Task objective: Output all the entries word for word. Omit the pictures.

begin Extracted entries

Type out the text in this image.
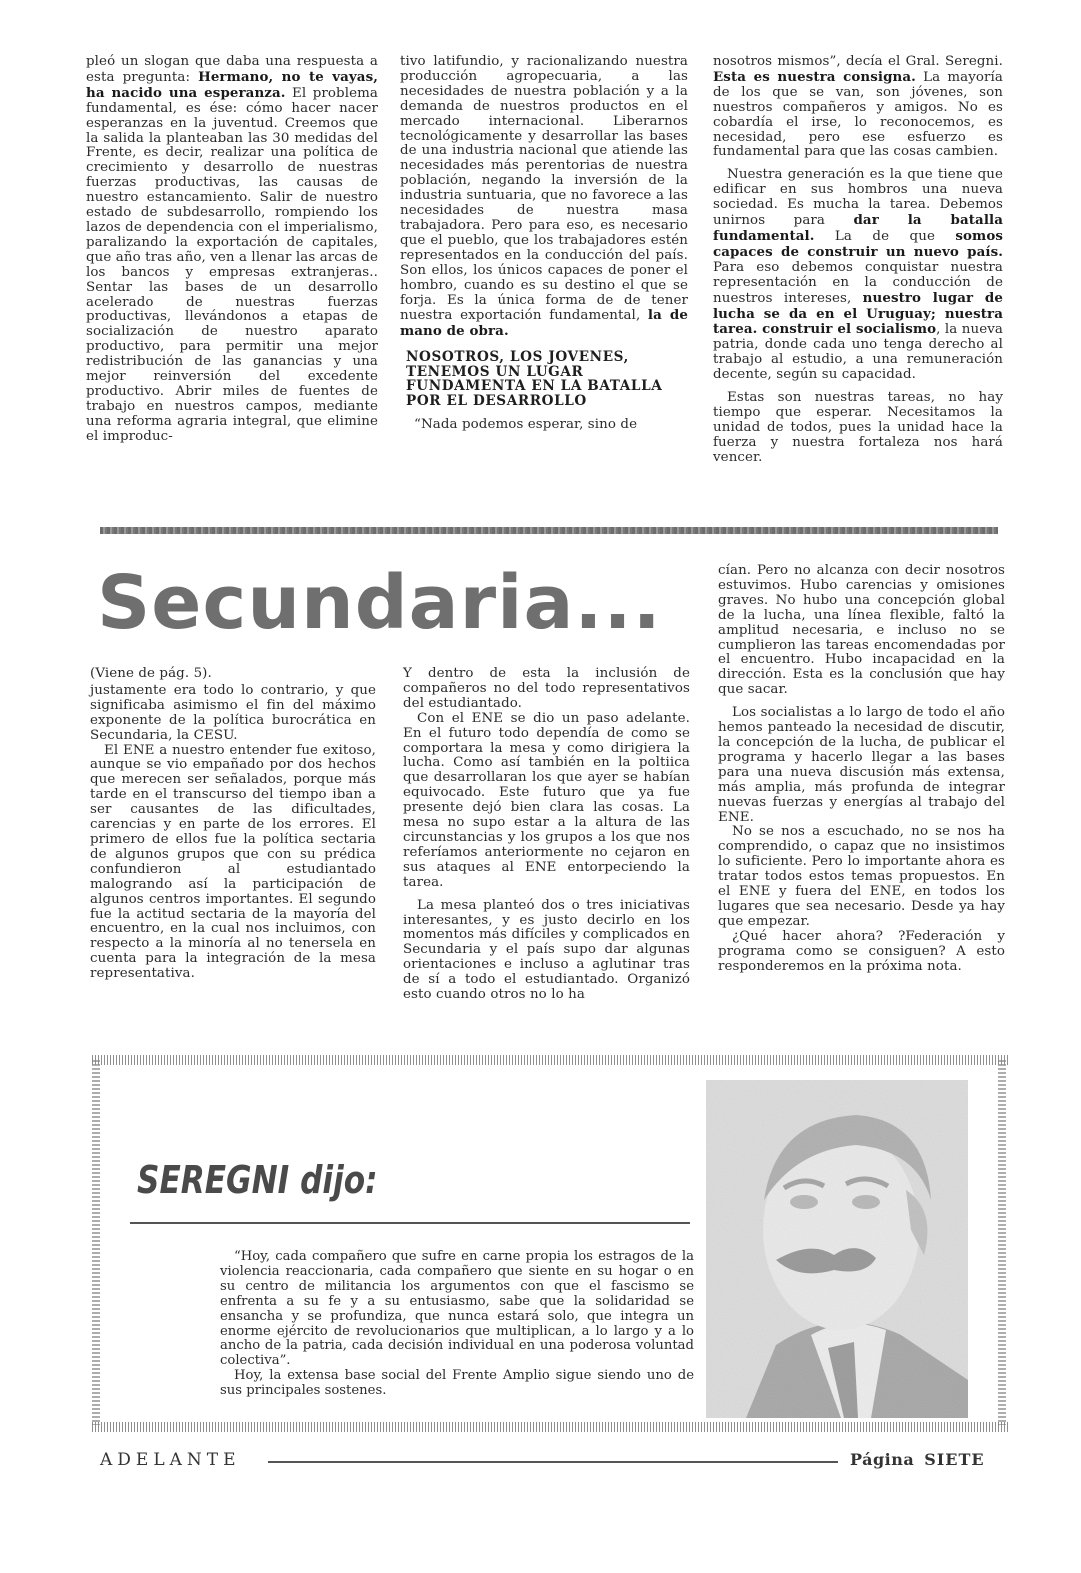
pleó un slogan que daba una respuesta a esta pregunta: Hermano, no te vayas, ha nacido una esperanza. El problema fundamental, es ése: cómo hacer nacer esperanzas en la juventud. Creemos que la salida la planteaban las 30 medidas del Frente, es decir, realizar una política de crecimiento y desarrollo de nuestras fuerzas productivas, las causas de nuestro estancamiento. Salir de nuestro estado de subdesarrollo, rompiendo los lazos de dependencia con el imperialismo, paralizando la exportación de capitales, que año tras año, ven a llenar las arcas de los bancos y empresas extranjeras.. Sentar las bases de un desarrollo acelerado de nuestras fuerzas productivas, llevándonos a etapas de socialización de nuestro aparato productivo, para permitir una mejor redistribución de las ganancias y una mejor reinversión del excedente productivo. Abrir miles de fuentes de trabajo en nuestros campos, mediante una reforma agraria integral, que elimine el improduc-

tivo latifundio, y racionalizando nuestra producción agropecuaria, a las necesidades de nuestra población y a la demanda de nuestros productos en el mercado internacional. Liberarnos tecnológicamente y desarrollar las bases de una industria nacional que atiende las necesidades más perentorias de nuestra población, negando la inversión de la industria suntuaria, que no favorece a las necesidades de nuestra masa trabajadora. Pero para eso, es necesario que el pueblo, que los trabajadores estén representados en la conducción del país. Son ellos, los únicos capaces de poner el hombro, cuando es su destino el que se forja. Es la única forma de de tener nuestra exportación fundamental, la de mano de obra.

NOSOTROS, LOS JOVENES, TENEMOS UN LUGAR FUNDAMENTA EN LA BATALLA POR EL DESARROLLO

“Nada podemos esperar, sino de

nosotros mismos”, decía el Gral. Seregni. Esta es nuestra consigna. La mayoría de los que se van, son jóvenes, son nuestros compañeros y amigos. No es cobardía el irse, lo reconocemos, es necesidad, pero ese esfuerzo es fundamental para que las cosas cambien.

Nuestra generación es la que tiene que edificar en sus hombros una nueva sociedad. Es mucha la tarea. Debemos unirnos para dar la batalla fundamental. La de que somos capaces de construir un nuevo país. Para eso debemos conquistar nuestra representación en la conducción de nuestros intereses, nuestro lugar de lucha se da en el Uruguay; nuestra tarea. construir el socialismo, la nueva patria, donde cada uno tenga derecho al trabajo al estudio, a una remuneración decente, según su capacidad.

Estas son nuestras tareas, no hay tiempo que esperar. Necesitamos la unidad de todos, pues la unidad hace la fuerza y nuestra fortaleza nos hará vencer.

Secundaria...

(Viene de pág. 5).

justamente era todo lo contrario, y que significaba asimismo el fin del máximo exponente de la política burocrática en Secundaria, la CESU.

El ENE a nuestro entender fue exitoso, aunque se vio empañado por dos hechos que merecen ser señalados, porque más tarde en el transcurso del tiempo iban a ser causantes de las dificultades, carencias y en parte de los errores. El primero de ellos fue la política sectaria de algunos grupos que con su prédica confundieron al estudiantado malogrando así la participación de algunos centros importantes. El segundo fue la actitud sectaria de la mayoría del encuentro, en la cual nos incluimos, con respecto a la minoría al no tenersela en cuenta para la integración de la mesa representativa.

Y dentro de esta la inclusión de compañeros no del todo representativos del estudiantado.

Con el ENE se dio un paso adelante. En el futuro todo dependía de como se comportara la mesa y como dirigiera la lucha. Como así también en la poltiica que desarrollaran los que ayer se habían equivocado. Este futuro que ya fue presente dejó bien clara las cosas. La mesa no supo estar a la altura de las circunstancias y los grupos a los que nos referíamos anteriormente no cejaron en sus ataques al ENE entorpeciendo la tarea.

La mesa planteó dos o tres iniciativas interesantes, y es justo decirlo en los momentos más difíciles y complicados en Secundaria y el país supo dar algunas orientaciones e incluso a aglutinar tras de sí a todo el estudiantado. Organizó esto cuando otros no lo ha

cían. Pero no alcanza con decir nosotros estuvimos. Hubo carencias y omisiones graves. No hubo una concepción global de la lucha, una línea flexible, faltó la amplitud necesaria, e incluso no se cumplieron las tareas encomendadas por el encuentro. Hubo incapacidad en la dirección. Esta es la conclusión que hay que sacar.

Los socialistas a lo largo de todo el año hemos panteado la necesidad de discutir, la concepción de la lucha, de publicar el programa y hacerlo llegar a las bases para una nueva discusión más extensa, más amplia, más profunda de integrar nuevas fuerzas y energías al trabajo del ENE.

No se nos a escuchado, no se nos ha comprendido, o capaz que no insistimos lo suficiente. Pero lo importante ahora es tratar todos estos temas propuestos. En el ENE y fuera del ENE, en todos los lugares que sea necesario. Desde ya hay que empezar.

¿Qué hacer ahora? ?Federación y programa como se consiguen? A esto responderemos en la próxima nota.

SEREGNI dijo:

“Hoy, cada compañero que sufre en carne propia los estragos de la violencia reaccionaria, cada compañero que siente en su hogar o en su centro de militancia los argumentos con que el fascismo se enfrenta a su fe y a su entusiasmo, sabe que la solidaridad se ensancha y se profundiza, que nunca estará solo, que integra un enorme ejército de revolucionarios que multiplican, a lo largo y a lo ancho de la patria, cada decisión individual en una poderosa voluntad colectiva”.

Hoy, la extensa base social del Frente Amplio sigue siendo uno de sus principales sostenes.

ADELANTE	Página SIETE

end Extracted entries

Answer to the exercise:
Type out the text in this image.
pleó un slogan que daba una respuesta a esta pregunta: Hermano, no te vayas, ha nacido una esperanza. El problema fundamental, es ése: cómo hacer nacer esperanzas en la juventud. Creemos que la salida la planteaban las 30 medidas del Frente, es decir, realizar una política de crecimiento y desarrollo de nuestras fuerzas productivas, las causas de nuestro estancamiento. Salir de nuestro estado de subdesarrollo, rompiendo los lazos de dependencia con el imperialismo, paralizando la exportación de capitales, que año tras año, ven a llenar las arcas de los bancos y empresas extranjeras.. Sentar las bases de un desarrollo acelerado de nuestras fuerzas productivas, llevándonos a etapas de socialización de nuestro aparato productivo, para permitir una mejor redistribución de las ganancias y una mejor reinversión del excedente productivo. Abrir miles de fuentes de trabajo en nuestros campos, mediante una reforma agraria integral, que elimine el improduc-

tivo latifundio, y racionalizando nuestra producción agropecuaria, a las necesidades de nuestra población y a la demanda de nuestros productos en el mercado internacional. Liberarnos tecnológicamente y desarrollar las bases de una industria nacional que atiende las necesidades más perentorias de nuestra población, negando la inversión de la industria suntuaria, que no favorece a las necesidades de nuestra masa trabajadora. Pero para eso, es necesario que el pueblo, que los trabajadores estén representados en la conducción del país. Son ellos, los únicos capaces de poner el hombro, cuando es su destino el que se forja. Es la única forma de de tener nuestra exportación fundamental, la de mano de obra.

NOSOTROS, LOS JOVENES, TENEMOS UN LUGAR FUNDAMENTA EN LA BATALLA POR EL DESARROLLO

“Nada podemos esperar, sino de

nosotros mismos”, decía el Gral. Seregni. Esta es nuestra consigna. La mayoría de los que se van, son jóvenes, son nuestros compañeros y amigos. No es cobardía el irse, lo reconocemos, es necesidad, pero ese esfuerzo es fundamental para que las cosas cambien.

Nuestra generación es la que tiene que edificar en sus hombros una nueva sociedad. Es mucha la tarea. Debemos unirnos para dar la batalla fundamental. La de que somos capaces de construir un nuevo país. Para eso debemos conquistar nuestra representación en la conducción de nuestros intereses, nuestro lugar de lucha se da en el Uruguay; nuestra tarea. construir el socialismo, la nueva patria, donde cada uno tenga derecho al trabajo al estudio, a una remuneración decente, según su capacidad.

Estas son nuestras tareas, no hay tiempo que esperar. Necesitamos la unidad de todos, pues la unidad hace la fuerza y nuestra fortaleza nos hará vencer.

Secundaria...

(Viene de pág. 5).

justamente era todo lo contrario, y que significaba asimismo el fin del máximo exponente de la política burocrática en Secundaria, la CESU.

El ENE a nuestro entender fue exitoso, aunque se vio empañado por dos hechos que merecen ser señalados, porque más tarde en el transcurso del tiempo iban a ser causantes de las dificultades, carencias y en parte de los errores. El primero de ellos fue la política sectaria de algunos grupos que con su prédica confundieron al estudiantado malogrando así la participación de algunos centros importantes. El segundo fue la actitud sectaria de la mayoría del encuentro, en la cual nos incluimos, con respecto a la minoría al no tenersela en cuenta para la integración de la mesa representativa.

Y dentro de esta la inclusión de compañeros no del todo representativos del estudiantado.

Con el ENE se dio un paso adelante. En el futuro todo dependía de como se comportara la mesa y como dirigiera la lucha. Como así también en la poltiica que desarrollaran los que ayer se habían equivocado. Este futuro que ya fue presente dejó bien clara las cosas. La mesa no supo estar a la altura de las circunstancias y los grupos a los que nos referíamos anteriormente no cejaron en sus ataques al ENE entorpeciendo la tarea.

La mesa planteó dos o tres iniciativas interesantes, y es justo decirlo en los momentos más difíciles y complicados en Secundaria y el país supo dar algunas orientaciones e incluso a aglutinar tras de sí a todo el estudiantado. Organizó esto cuando otros no lo ha

cían. Pero no alcanza con decir nosotros estuvimos. Hubo carencias y omisiones graves. No hubo una concepción global de la lucha, una línea flexible, faltó la amplitud necesaria, e incluso no se cumplieron las tareas encomendadas por el encuentro. Hubo incapacidad en la dirección. Esta es la conclusión que hay que sacar.

Los socialistas a lo largo de todo el año hemos panteado la necesidad de discutir, la concepción de la lucha, de publicar el programa y hacerlo llegar a las bases para una nueva discusión más extensa, más amplia, más profunda de integrar nuevas fuerzas y energías al trabajo del ENE.

No se nos a escuchado, no se nos ha comprendido, o capaz que no insistimos lo suficiente. Pero lo importante ahora es tratar todos estos temas propuestos. En el ENE y fuera del ENE, en todos los lugares que sea necesario. Desde ya hay que empezar.

¿Qué hacer ahora? ?Federación y programa como se consiguen? A esto responderemos en la próxima nota.

SEREGNI dijo:

“Hoy, cada compañero que sufre en carne propia los estragos de la violencia reaccionaria, cada compañero que siente en su hogar o en su centro de militancia los argumentos con que el fascismo se enfrenta a su fe y a su entusiasmo, sabe que la solidaridad se ensancha y se profundiza, que nunca estará solo, que integra un enorme ejército de revolucionarios que multiplican, a lo largo y a lo ancho de la patria, cada decisión individual en una poderosa voluntad colectiva”.

Hoy, la extensa base social del Frente Amplio sigue siendo uno de sus principales sostenes.

ADELANTE	Página SIETE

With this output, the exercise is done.